▶ _Exercise aim_: Only the number is wanted: count the lines that include the word "inalámbrica".

▶ _Records provided_:
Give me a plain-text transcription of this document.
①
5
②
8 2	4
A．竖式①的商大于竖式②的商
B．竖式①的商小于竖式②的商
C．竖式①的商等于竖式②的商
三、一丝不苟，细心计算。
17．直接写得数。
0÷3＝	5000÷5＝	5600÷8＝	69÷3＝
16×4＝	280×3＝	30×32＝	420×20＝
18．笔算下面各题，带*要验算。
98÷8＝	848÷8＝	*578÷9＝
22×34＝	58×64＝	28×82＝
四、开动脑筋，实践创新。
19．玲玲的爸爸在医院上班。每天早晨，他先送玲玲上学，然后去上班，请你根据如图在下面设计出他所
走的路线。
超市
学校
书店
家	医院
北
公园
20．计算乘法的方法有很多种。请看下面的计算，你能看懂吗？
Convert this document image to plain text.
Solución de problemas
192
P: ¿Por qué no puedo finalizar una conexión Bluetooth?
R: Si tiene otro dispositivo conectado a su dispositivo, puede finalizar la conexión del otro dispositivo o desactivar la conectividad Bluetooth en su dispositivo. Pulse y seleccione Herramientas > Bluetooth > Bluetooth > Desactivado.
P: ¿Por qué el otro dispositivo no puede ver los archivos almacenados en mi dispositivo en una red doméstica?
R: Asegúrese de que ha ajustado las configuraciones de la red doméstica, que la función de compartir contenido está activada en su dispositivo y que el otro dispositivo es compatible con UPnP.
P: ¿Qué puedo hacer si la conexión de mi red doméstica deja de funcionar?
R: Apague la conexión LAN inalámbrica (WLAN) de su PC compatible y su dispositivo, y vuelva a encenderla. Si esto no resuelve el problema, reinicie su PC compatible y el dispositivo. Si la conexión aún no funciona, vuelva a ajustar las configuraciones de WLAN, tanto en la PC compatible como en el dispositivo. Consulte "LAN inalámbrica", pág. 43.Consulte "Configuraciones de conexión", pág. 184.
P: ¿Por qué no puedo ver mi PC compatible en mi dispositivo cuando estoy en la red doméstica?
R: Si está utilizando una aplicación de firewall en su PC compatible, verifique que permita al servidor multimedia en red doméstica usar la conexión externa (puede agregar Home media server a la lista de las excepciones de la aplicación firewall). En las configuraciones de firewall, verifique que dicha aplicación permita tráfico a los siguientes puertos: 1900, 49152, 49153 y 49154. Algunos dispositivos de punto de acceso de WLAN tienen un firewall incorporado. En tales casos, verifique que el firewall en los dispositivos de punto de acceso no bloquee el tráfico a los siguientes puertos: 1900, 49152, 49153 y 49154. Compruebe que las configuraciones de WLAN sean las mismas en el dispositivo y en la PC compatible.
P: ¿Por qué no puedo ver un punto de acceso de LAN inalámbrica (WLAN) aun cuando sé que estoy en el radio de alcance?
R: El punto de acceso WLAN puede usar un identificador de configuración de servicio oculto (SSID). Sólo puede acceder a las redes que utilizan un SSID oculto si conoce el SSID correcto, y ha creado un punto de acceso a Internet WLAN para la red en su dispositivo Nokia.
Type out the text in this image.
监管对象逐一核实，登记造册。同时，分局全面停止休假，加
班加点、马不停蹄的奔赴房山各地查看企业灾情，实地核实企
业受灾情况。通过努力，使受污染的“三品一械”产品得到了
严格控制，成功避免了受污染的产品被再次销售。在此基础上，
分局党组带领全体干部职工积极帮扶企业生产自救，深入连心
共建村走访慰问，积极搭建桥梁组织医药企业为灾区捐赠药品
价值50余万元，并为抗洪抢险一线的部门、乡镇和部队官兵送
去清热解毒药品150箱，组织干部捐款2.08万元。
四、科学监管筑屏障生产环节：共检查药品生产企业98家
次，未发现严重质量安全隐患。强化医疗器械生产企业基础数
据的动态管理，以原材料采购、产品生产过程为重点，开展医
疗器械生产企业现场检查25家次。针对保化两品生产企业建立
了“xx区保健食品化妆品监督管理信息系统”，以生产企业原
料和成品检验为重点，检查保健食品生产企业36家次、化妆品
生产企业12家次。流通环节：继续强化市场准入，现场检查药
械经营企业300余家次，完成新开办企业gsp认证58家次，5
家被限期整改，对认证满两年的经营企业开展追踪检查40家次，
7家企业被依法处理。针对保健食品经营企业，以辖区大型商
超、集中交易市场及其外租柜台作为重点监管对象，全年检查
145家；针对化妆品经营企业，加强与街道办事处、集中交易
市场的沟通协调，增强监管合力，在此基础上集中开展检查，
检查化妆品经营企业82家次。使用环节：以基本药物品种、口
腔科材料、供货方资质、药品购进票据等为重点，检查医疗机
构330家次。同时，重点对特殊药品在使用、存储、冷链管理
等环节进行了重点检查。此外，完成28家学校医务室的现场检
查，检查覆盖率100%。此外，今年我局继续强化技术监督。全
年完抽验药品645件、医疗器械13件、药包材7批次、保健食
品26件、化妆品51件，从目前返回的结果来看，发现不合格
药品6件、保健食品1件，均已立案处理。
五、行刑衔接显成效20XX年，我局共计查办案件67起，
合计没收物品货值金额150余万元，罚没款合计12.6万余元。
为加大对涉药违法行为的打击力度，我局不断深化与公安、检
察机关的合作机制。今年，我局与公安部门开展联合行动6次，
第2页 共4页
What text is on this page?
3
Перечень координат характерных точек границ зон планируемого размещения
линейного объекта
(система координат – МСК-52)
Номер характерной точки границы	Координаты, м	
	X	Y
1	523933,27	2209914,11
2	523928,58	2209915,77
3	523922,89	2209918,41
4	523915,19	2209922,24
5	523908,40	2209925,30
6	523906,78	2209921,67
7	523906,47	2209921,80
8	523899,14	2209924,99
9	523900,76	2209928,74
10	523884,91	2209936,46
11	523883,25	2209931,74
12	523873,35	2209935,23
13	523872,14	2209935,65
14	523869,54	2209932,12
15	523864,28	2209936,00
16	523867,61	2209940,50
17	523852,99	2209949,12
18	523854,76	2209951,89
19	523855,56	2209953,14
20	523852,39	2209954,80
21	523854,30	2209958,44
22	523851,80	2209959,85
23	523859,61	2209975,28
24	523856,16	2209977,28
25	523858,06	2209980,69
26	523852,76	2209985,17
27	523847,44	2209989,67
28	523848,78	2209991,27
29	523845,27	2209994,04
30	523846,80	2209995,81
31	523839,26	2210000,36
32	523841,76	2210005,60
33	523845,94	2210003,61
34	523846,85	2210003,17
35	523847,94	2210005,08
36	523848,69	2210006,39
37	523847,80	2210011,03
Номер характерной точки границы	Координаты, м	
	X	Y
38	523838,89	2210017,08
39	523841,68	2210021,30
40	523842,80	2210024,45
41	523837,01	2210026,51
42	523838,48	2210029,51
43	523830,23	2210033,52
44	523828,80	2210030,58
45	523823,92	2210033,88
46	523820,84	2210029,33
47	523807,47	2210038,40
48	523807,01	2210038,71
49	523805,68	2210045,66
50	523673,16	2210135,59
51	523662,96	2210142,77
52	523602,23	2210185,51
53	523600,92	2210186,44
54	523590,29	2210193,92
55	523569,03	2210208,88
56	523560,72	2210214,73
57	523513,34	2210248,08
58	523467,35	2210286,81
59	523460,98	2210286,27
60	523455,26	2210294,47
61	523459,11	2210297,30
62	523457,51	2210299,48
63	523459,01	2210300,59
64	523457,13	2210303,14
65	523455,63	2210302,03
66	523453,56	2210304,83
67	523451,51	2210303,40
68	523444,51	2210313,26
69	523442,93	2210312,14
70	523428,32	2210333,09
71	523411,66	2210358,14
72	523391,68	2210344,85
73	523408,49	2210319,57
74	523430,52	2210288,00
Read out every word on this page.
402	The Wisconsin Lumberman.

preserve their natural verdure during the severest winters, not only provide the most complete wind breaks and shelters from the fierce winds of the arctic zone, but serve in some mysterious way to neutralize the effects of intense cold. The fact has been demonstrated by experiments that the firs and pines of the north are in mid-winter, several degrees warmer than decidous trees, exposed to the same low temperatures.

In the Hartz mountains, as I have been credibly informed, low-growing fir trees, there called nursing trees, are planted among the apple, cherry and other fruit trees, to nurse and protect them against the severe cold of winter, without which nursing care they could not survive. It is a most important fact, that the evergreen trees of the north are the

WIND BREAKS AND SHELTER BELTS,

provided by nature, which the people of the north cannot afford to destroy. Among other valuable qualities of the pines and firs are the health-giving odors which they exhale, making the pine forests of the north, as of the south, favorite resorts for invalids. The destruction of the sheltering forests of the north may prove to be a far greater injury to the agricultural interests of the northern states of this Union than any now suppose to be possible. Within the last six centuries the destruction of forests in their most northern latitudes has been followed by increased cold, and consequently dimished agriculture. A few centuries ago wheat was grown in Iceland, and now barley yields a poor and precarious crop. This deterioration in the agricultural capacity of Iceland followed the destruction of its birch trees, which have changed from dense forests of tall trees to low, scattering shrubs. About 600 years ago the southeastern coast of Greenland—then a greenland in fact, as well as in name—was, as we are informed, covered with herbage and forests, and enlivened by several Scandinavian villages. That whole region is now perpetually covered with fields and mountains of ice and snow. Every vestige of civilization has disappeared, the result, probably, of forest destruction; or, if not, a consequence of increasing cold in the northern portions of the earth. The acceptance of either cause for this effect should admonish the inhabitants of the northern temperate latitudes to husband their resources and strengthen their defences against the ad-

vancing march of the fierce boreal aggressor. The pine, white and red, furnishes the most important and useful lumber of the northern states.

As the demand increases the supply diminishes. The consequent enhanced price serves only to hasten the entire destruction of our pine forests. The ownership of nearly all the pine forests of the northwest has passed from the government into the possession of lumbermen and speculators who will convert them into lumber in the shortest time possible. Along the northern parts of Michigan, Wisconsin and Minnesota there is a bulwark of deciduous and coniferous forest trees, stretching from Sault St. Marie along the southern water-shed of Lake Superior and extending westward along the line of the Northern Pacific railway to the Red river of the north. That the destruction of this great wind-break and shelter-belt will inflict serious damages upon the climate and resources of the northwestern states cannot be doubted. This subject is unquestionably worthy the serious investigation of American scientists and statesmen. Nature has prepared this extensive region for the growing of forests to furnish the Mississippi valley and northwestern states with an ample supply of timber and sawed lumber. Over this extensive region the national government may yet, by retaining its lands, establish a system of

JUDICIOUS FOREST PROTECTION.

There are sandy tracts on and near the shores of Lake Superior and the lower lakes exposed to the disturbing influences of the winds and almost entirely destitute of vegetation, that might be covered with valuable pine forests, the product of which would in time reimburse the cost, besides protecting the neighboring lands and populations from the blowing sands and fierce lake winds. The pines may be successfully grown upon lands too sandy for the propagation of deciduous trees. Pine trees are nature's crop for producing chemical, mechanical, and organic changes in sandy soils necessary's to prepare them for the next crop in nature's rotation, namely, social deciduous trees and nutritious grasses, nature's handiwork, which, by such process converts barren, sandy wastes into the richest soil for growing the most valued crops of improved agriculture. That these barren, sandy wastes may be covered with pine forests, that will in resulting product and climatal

▶ _The output_: 2